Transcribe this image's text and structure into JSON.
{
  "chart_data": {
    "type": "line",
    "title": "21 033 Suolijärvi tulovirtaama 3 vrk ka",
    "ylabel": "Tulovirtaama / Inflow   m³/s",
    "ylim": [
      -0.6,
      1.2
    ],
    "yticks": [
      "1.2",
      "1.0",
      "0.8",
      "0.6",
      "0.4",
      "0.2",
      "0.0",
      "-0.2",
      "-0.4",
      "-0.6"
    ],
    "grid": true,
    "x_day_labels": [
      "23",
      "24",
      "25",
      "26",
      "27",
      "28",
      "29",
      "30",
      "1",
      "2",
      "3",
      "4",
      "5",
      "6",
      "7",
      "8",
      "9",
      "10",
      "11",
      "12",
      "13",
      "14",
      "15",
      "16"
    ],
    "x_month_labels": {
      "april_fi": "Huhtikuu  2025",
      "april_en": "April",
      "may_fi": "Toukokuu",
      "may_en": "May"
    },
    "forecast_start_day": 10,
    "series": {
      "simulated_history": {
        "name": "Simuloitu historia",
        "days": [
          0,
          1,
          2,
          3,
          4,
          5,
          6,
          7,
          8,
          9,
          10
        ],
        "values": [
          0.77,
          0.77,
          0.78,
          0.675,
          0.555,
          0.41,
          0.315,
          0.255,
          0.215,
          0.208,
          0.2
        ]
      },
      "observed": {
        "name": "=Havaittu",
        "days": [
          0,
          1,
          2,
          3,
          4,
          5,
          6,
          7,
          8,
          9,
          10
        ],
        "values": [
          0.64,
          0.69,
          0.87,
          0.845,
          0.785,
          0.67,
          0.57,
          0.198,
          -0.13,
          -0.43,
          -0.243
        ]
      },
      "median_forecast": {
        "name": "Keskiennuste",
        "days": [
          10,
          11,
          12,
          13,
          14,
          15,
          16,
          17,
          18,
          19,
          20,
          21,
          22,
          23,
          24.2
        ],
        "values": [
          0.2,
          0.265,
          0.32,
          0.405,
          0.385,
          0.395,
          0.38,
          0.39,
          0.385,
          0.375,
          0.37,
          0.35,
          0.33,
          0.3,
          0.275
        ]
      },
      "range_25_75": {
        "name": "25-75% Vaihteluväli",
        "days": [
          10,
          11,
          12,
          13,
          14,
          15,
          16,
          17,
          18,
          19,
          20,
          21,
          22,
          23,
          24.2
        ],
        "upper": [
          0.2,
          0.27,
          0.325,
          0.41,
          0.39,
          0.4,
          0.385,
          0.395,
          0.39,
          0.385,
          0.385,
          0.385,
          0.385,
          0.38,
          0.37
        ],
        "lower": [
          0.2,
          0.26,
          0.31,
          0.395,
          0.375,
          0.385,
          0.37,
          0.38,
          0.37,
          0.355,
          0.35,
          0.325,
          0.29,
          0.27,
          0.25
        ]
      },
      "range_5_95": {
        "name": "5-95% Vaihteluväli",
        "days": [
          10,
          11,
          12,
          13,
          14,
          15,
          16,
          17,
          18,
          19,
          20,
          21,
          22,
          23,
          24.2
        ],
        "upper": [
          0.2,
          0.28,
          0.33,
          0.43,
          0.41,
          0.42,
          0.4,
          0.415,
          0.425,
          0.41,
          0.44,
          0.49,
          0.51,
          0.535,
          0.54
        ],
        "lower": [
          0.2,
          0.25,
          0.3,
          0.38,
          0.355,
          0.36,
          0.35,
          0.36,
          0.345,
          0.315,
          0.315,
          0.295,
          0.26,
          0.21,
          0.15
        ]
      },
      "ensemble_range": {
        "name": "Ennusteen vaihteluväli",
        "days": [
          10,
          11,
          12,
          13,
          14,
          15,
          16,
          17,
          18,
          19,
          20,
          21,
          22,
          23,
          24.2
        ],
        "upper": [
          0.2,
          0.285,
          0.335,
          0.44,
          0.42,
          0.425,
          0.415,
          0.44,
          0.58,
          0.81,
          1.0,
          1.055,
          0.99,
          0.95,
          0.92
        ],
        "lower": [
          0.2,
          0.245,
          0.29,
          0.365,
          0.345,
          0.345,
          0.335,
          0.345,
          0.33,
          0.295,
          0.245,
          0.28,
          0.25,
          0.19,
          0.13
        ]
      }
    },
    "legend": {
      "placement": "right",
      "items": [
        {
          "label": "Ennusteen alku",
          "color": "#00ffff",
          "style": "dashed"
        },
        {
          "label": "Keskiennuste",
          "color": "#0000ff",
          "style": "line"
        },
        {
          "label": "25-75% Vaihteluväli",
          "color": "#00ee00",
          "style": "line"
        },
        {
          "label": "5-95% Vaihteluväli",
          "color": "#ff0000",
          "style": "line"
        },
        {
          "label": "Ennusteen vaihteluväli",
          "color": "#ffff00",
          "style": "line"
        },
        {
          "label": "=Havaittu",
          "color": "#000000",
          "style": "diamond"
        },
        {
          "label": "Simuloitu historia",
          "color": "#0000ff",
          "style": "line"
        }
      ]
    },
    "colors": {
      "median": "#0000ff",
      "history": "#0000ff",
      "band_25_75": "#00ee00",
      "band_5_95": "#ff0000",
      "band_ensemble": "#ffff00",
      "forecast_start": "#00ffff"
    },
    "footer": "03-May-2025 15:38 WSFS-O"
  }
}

* * * * * * *

== Brief ==
Extract all lines as given.

== Finished exercise ==
Transcribe this image's text and structure into JSON.
{
  "chart_data": {
    "type": "line",
    "title": "21 033 Suolijärvi tulovirtaama 3 vrk ka",
    "ylabel": "Tulovirtaama / Inflow   m³/s",
    "ylim": [
      -0.6,
      1.2
    ],
    "yticks": [
      "1.2",
      "1.0",
      "0.8",
      "0.6",
      "0.4",
      "0.2",
      "0.0",
      "-0.2",
      "-0.4",
      "-0.6"
    ],
    "grid": true,
    "x_day_labels": [
      "23",
      "24",
      "25",
      "26",
      "27",
      "28",
      "29",
      "30",
      "1",
      "2",
      "3",
      "4",
      "5",
      "6",
      "7",
      "8",
      "9",
      "10",
      "11",
      "12",
      "13",
      "14",
      "15",
      "16"
    ],
    "x_month_labels": {
      "april_fi": "Huhtikuu  2025",
      "april_en": "April",
      "may_fi": "Toukokuu",
      "may_en": "May"
    },
    "forecast_start_day": 10,
    "series": {
      "simulated_history": {
        "name": "Simuloitu historia",
        "days": [
          0,
          1,
          2,
          3,
          4,
          5,
          6,
          7,
          8,
          9,
          10
        ],
        "values": [
          0.77,
          0.77,
          0.78,
          0.675,
          0.555,
          0.41,
          0.315,
          0.255,
          0.215,
          0.208,
          0.2
        ]
      },
      "observed": {
        "name": "=Havaittu",
        "days": [
          0,
          1,
          2,
          3,
          4,
          5,
          6,
          7,
          8,
          9,
          10
        ],
        "values": [
          0.64,
          0.69,
          0.87,
          0.845,
          0.785,
          0.67,
          0.57,
          0.198,
          -0.13,
          -0.43,
          -0.243
        ]
      },
      "median_forecast": {
        "name": "Keskiennuste",
        "days": [
          10,
          11,
          12,
          13,
          14,
          15,
          16,
          17,
          18,
          19,
          20,
          21,
          22,
          23,
          24.2
        ],
        "values": [
          0.2,
          0.265,
          0.32,
          0.405,
          0.385,
          0.395,
          0.38,
          0.39,
          0.385,
          0.375,
          0.37,
          0.35,
          0.33,
          0.3,
          0.275
        ]
      },
      "range_25_75": {
        "name": "25-75% Vaihteluväli",
        "days": [
          10,
          11,
          12,
          13,
          14,
          15,
          16,
          17,
          18,
          19,
          20,
          21,
          22,
          23,
          24.2
        ],
        "upper": [
          0.2,
          0.27,
          0.325,
          0.41,
          0.39,
          0.4,
          0.385,
          0.395,
          0.39,
          0.385,
          0.385,
          0.385,
          0.385,
          0.38,
          0.37
        ],
        "lower": [
          0.2,
          0.26,
          0.31,
          0.395,
          0.375,
          0.385,
          0.37,
          0.38,
          0.37,
          0.355,
          0.35,
          0.325,
          0.29,
          0.27,
          0.25
        ]
      },
      "range_5_95": {
        "name": "5-95% Vaihteluväli",
        "days": [
          10,
          11,
          12,
          13,
          14,
          15,
          16,
          17,
          18,
          19,
          20,
          21,
          22,
          23,
          24.2
        ],
        "upper": [
          0.2,
          0.28,
          0.33,
          0.43,
          0.41,
          0.42,
          0.4,
          0.415,
          0.425,
          0.41,
          0.44,
          0.49,
          0.51,
          0.535,
          0.54
        ],
        "lower": [
          0.2,
          0.25,
          0.3,
          0.38,
          0.355,
          0.36,
          0.35,
          0.36,
          0.345,
          0.315,
          0.315,
          0.295,
          0.26,
          0.21,
          0.15
        ]
      },
      "ensemble_range": {
        "name": "Ennusteen vaihteluväli",
        "days": [
          10,
          11,
          12,
          13,
          14,
          15,
          16,
          17,
          18,
          19,
          20,
          21,
          22,
          23,
          24.2
        ],
        "upper": [
          0.2,
          0.285,
          0.335,
          0.44,
          0.42,
          0.425,
          0.415,
          0.44,
          0.58,
          0.81,
          1.0,
          1.055,
          0.99,
          0.95,
          0.92
        ],
        "lower": [
          0.2,
          0.245,
          0.29,
          0.365,
          0.345,
          0.345,
          0.335,
          0.345,
          0.33,
          0.295,
          0.245,
          0.28,
          0.25,
          0.19,
          0.13
        ]
      }
    },
    "legend": {
      "placement": "right",
      "items": [
        {
          "label": "Ennusteen alku",
          "color": "#00ffff",
          "style": "dashed"
        },
        {
          "label": "Keskiennuste",
          "color": "#0000ff",
          "style": "line"
        },
        {
          "label": "25-75% Vaihteluväli",
          "color": "#00ee00",
          "style": "line"
        },
        {
          "label": "5-95% Vaihteluväli",
          "color": "#ff0000",
          "style": "line"
        },
        {
          "label": "Ennusteen vaihteluväli",
          "color": "#ffff00",
          "style": "line"
        },
        {
          "label": "=Havaittu",
          "color": "#000000",
          "style": "diamond"
        },
        {
          "label": "Simuloitu historia",
          "color": "#0000ff",
          "style": "line"
        }
      ]
    },
    "colors": {
      "median": "#0000ff",
      "history": "#0000ff",
      "band_25_75": "#00ee00",
      "band_5_95": "#ff0000",
      "band_ensemble": "#ffff00",
      "forecast_start": "#00ffff"
    },
    "footer": "03-May-2025 15:38 WSFS-O"
  }
}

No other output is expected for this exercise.